• [RECORDS PROVIDED]
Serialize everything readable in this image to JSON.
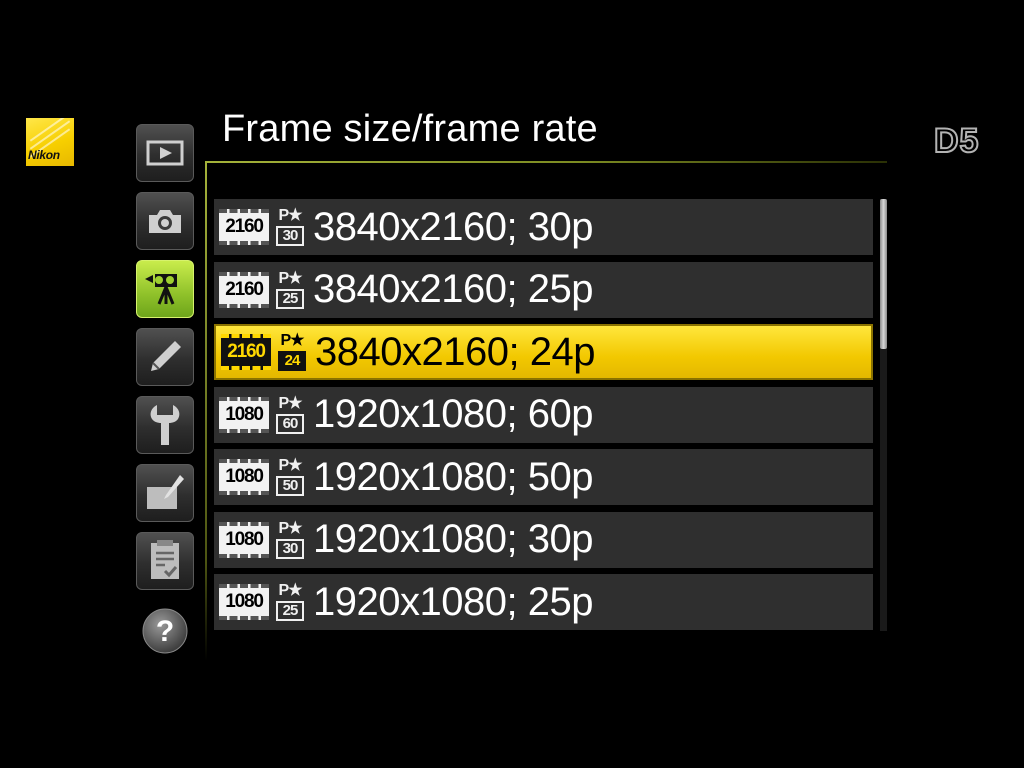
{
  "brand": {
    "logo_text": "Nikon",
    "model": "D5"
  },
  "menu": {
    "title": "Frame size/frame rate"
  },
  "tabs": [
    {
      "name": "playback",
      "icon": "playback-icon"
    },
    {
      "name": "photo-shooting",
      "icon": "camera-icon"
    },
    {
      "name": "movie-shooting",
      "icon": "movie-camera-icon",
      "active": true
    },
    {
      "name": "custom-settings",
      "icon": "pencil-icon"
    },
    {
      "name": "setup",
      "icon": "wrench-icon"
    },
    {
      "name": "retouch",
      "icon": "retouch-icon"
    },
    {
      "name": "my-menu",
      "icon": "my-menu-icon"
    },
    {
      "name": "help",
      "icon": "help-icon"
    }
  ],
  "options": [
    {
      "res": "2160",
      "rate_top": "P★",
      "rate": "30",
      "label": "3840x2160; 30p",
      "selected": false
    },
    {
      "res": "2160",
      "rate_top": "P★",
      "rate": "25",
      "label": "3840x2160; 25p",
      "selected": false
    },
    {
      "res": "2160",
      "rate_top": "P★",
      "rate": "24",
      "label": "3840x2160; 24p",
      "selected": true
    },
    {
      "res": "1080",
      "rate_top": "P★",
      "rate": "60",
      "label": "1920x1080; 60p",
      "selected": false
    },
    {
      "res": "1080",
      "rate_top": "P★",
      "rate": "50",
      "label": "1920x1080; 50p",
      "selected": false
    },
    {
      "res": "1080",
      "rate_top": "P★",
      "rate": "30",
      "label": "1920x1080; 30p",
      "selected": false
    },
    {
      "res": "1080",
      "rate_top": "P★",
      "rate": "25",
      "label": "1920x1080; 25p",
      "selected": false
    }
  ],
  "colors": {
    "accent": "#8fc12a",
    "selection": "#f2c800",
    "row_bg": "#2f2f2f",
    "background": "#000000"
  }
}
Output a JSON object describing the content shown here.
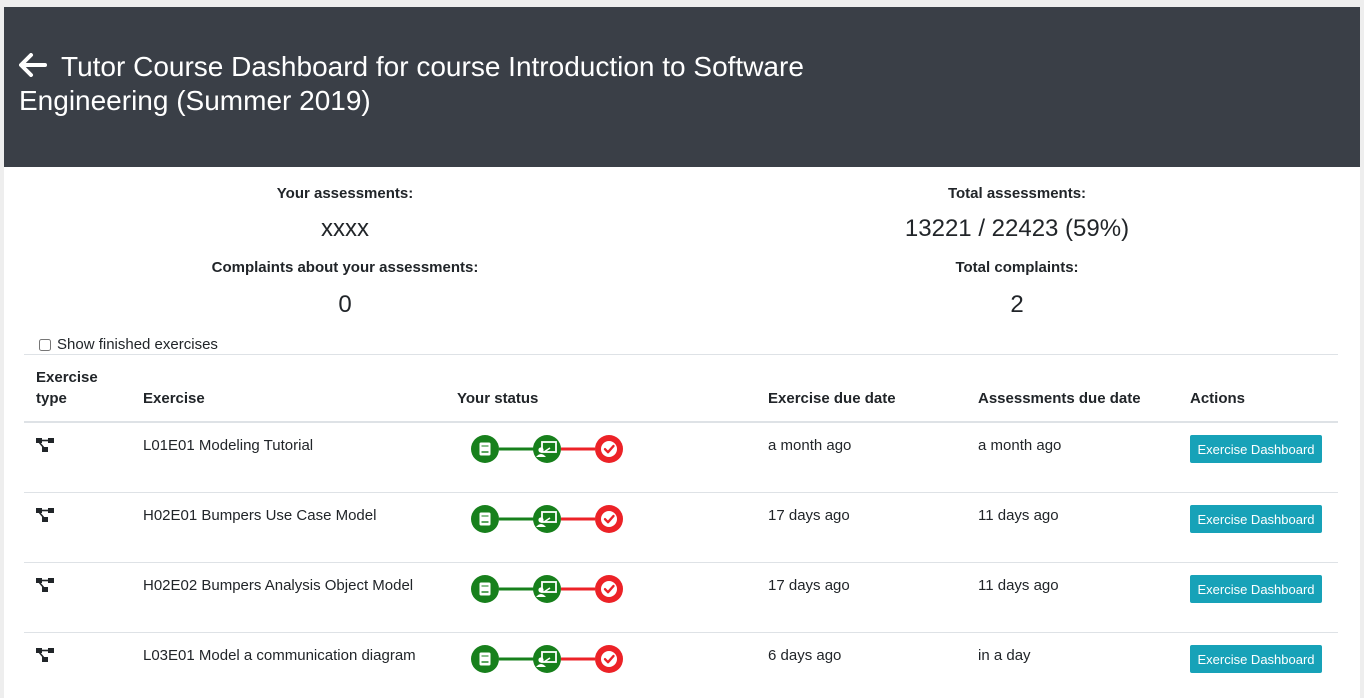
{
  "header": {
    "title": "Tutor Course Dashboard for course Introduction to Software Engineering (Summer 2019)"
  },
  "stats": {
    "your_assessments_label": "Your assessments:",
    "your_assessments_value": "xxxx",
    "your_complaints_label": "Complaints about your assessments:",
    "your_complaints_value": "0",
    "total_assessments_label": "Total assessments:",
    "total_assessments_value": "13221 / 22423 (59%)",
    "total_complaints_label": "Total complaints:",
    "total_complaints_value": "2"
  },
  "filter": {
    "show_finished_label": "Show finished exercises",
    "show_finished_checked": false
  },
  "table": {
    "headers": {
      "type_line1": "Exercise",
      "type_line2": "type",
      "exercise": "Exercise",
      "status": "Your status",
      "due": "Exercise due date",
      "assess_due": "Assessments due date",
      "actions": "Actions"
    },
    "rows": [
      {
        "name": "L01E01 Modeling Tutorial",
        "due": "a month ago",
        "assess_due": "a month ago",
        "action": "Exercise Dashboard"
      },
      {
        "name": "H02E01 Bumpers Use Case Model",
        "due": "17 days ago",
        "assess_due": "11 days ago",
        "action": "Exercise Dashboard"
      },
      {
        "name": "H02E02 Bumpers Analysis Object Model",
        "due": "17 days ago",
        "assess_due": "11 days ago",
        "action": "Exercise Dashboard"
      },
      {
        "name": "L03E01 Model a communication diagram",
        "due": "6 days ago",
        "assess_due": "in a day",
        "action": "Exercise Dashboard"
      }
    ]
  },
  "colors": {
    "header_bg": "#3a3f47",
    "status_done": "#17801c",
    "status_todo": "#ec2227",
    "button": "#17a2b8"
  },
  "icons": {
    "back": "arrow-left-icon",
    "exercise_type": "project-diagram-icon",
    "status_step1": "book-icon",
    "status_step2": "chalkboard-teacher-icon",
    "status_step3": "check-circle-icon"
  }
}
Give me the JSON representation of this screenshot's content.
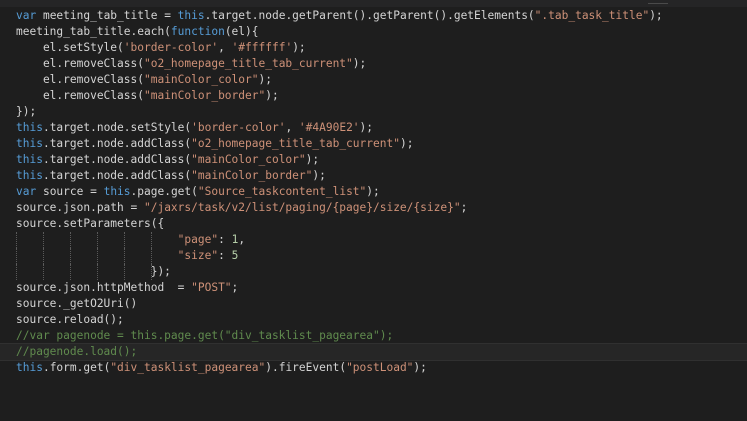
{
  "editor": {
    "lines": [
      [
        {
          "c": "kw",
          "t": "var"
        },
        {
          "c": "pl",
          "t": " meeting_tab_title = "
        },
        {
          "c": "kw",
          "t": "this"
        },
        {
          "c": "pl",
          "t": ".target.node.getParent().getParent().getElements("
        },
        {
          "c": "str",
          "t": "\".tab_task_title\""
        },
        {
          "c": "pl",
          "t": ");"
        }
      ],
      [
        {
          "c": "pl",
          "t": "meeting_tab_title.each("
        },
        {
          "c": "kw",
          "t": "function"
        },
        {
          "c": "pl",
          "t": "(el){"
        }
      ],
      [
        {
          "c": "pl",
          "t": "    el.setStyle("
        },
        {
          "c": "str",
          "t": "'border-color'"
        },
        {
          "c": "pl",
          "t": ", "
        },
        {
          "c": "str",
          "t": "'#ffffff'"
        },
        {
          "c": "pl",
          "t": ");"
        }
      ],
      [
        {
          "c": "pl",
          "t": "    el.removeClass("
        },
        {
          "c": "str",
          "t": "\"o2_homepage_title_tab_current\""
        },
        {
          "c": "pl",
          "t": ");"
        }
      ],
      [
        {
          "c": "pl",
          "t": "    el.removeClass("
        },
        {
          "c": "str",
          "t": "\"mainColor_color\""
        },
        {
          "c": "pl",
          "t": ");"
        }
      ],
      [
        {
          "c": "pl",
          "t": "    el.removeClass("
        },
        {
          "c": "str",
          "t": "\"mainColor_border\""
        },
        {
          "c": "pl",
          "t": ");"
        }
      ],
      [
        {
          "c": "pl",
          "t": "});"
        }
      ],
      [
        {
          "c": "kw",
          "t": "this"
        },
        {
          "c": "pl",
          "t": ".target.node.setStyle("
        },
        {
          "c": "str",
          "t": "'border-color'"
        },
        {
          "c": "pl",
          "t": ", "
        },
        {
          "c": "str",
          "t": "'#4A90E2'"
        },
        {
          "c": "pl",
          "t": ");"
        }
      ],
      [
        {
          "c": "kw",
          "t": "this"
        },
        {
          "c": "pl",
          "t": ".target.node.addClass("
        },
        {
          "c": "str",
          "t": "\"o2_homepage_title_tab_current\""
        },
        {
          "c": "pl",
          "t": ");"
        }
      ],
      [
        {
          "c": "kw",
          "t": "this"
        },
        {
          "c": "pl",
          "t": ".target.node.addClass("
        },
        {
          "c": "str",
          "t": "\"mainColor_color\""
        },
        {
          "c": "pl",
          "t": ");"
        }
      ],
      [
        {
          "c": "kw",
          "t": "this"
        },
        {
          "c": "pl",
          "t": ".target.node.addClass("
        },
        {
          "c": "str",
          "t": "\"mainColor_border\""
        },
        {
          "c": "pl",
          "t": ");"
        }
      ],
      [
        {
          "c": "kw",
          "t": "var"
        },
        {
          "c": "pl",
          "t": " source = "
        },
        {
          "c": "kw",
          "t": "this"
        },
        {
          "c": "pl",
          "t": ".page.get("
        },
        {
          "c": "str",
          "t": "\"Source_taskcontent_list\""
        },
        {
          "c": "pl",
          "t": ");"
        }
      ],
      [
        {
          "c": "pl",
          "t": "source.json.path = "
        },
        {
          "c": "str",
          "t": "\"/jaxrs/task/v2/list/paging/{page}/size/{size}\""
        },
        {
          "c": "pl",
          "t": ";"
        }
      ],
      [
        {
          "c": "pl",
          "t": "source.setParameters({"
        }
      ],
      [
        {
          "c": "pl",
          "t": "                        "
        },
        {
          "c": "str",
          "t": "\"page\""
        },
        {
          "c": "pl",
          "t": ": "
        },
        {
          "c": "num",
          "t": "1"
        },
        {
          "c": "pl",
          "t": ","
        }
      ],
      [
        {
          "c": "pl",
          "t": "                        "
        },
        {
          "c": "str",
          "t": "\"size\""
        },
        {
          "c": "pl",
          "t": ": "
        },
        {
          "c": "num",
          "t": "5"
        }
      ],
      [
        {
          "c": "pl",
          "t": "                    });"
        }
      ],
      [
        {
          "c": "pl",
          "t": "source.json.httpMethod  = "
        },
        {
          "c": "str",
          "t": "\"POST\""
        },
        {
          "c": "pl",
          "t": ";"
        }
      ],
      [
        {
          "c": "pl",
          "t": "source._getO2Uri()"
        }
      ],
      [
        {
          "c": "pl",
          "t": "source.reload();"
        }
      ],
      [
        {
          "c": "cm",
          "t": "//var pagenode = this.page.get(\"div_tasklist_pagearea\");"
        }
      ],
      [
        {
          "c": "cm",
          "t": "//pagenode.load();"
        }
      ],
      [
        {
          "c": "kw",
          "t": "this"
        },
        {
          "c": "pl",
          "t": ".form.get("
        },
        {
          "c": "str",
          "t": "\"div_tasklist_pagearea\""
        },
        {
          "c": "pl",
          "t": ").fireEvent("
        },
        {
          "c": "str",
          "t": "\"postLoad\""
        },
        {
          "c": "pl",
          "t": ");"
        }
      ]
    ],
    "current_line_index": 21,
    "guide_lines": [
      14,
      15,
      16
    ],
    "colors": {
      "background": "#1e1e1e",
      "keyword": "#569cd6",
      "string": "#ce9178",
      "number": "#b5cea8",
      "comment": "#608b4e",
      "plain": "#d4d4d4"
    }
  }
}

• [EXERCISE DETAILS] Return every line above that contains the word "month".

• [ANSWER TO THE PROBLEM]
        "due": "a month ago",
        "assess_due": "a month ago",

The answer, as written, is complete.